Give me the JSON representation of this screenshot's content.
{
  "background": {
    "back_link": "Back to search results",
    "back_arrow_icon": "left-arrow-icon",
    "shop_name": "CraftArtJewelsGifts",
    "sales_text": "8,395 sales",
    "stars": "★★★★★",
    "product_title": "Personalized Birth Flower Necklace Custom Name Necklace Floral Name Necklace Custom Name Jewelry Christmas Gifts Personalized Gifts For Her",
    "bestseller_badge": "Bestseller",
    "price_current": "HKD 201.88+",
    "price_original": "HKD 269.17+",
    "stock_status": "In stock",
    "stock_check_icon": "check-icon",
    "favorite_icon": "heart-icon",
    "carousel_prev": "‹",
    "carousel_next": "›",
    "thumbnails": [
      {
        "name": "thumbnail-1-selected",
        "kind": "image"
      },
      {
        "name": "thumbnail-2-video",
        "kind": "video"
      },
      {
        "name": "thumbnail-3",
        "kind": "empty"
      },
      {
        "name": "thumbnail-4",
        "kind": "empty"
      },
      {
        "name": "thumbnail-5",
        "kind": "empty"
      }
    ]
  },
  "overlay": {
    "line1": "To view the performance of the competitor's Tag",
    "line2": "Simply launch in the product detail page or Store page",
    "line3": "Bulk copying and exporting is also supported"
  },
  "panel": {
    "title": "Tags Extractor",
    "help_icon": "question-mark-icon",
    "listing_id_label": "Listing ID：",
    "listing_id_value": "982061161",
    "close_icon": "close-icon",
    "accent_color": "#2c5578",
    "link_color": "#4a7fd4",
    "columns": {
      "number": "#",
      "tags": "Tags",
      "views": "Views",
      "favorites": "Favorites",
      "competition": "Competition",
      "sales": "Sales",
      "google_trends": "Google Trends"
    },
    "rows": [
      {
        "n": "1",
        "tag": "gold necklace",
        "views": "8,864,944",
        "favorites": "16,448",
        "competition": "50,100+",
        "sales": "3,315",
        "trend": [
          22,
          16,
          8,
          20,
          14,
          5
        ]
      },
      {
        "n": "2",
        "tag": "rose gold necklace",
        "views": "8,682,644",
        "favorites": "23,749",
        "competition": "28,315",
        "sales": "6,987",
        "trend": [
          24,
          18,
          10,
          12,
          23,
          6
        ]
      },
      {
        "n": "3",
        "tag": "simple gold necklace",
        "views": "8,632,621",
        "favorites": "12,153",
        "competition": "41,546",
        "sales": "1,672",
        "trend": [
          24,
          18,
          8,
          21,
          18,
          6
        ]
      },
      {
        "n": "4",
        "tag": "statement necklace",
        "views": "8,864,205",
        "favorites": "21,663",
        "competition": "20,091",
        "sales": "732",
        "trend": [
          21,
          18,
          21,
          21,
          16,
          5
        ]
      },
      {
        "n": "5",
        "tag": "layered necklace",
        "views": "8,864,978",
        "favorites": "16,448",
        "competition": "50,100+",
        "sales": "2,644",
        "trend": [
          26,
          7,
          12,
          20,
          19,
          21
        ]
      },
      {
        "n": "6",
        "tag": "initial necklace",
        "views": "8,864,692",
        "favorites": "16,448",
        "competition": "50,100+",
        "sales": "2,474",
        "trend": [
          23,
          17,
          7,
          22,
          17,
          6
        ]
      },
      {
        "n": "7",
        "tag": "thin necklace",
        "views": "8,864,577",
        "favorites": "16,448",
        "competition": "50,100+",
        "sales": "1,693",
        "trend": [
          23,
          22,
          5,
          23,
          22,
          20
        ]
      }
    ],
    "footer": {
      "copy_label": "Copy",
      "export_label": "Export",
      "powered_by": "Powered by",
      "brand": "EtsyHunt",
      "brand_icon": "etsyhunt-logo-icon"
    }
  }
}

====

What is required> In the entries above, find each line with the word "icon" and show it.

The result>
    "back_arrow_icon": "left-arrow-icon",
    "stock_check_icon": "check-icon",
    "favorite_icon": "heart-icon",
    "help_icon": "question-mark-icon",
    "close_icon": "close-icon",
      "brand_icon": "etsyhunt-logo-icon"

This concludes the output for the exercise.